● Given instruction
In the entries that follow, how many lines contain "Legal"? Answer with the number only.

● Given information
######

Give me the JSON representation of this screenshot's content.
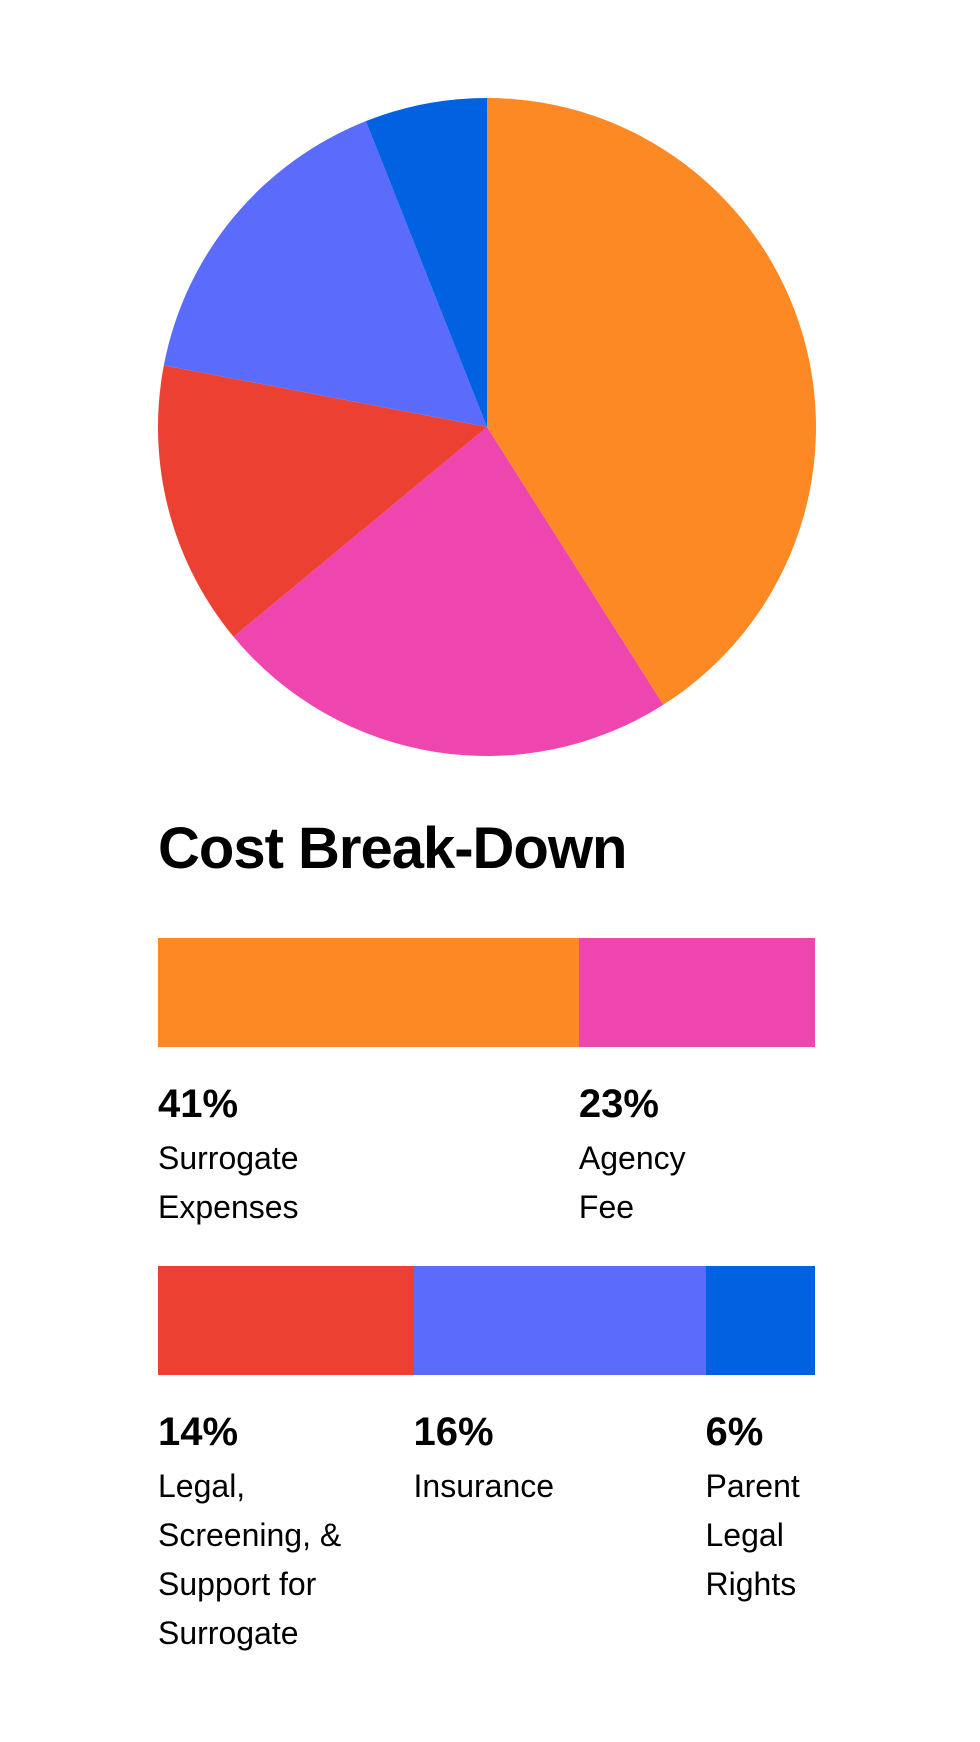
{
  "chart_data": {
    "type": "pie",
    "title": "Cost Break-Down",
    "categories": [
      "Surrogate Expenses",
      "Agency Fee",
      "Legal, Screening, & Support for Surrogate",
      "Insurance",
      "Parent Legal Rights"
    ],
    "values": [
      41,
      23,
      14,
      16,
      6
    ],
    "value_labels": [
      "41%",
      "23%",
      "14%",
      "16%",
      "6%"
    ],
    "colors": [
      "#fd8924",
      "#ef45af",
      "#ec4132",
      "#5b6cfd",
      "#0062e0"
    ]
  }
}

######

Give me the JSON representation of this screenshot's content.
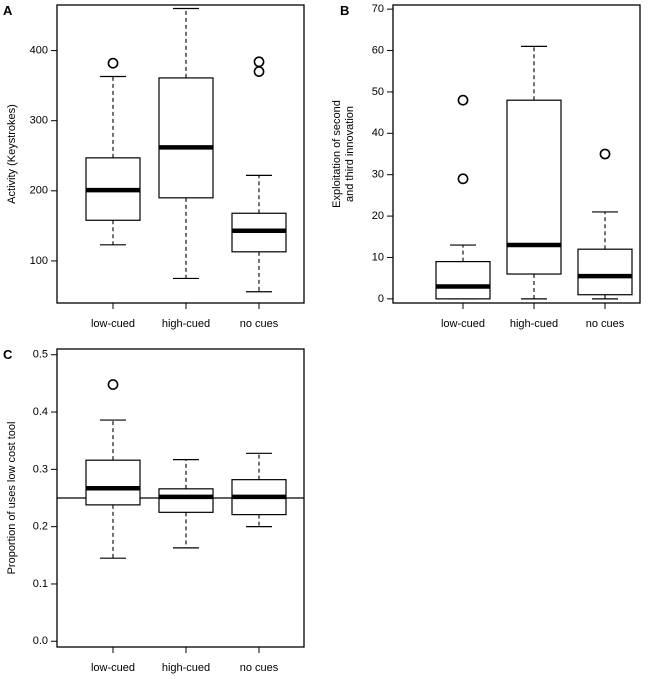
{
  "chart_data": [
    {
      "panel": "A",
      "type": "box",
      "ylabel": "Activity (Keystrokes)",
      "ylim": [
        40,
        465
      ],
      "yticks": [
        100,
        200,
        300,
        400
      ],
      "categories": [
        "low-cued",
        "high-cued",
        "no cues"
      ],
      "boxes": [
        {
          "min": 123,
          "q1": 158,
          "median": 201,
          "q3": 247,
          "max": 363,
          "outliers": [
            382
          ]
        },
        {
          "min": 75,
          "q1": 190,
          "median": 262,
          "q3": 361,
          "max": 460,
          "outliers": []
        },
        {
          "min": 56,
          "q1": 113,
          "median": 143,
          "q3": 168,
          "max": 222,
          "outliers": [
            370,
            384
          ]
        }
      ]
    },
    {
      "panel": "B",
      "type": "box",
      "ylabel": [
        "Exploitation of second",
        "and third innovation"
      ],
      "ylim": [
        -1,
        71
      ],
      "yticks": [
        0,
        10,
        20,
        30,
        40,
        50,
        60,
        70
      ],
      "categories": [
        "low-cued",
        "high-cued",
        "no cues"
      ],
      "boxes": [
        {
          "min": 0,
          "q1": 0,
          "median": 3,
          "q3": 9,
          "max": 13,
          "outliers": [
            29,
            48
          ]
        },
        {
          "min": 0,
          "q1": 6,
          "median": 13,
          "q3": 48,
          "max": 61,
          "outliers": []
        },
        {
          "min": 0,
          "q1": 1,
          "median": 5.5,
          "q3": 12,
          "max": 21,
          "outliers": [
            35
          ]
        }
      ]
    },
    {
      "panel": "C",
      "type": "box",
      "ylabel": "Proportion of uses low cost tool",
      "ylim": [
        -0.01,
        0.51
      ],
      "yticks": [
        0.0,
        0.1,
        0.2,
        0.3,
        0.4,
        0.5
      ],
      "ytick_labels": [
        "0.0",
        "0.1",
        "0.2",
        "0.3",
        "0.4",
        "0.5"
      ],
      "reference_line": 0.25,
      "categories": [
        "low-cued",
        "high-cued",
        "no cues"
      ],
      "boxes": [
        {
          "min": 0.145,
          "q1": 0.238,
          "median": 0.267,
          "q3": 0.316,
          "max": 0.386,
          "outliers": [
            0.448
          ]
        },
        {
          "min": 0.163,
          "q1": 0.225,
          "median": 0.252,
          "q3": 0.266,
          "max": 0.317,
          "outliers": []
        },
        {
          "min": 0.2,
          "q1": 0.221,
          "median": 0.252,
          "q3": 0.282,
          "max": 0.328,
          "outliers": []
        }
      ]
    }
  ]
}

######

● Completed task
2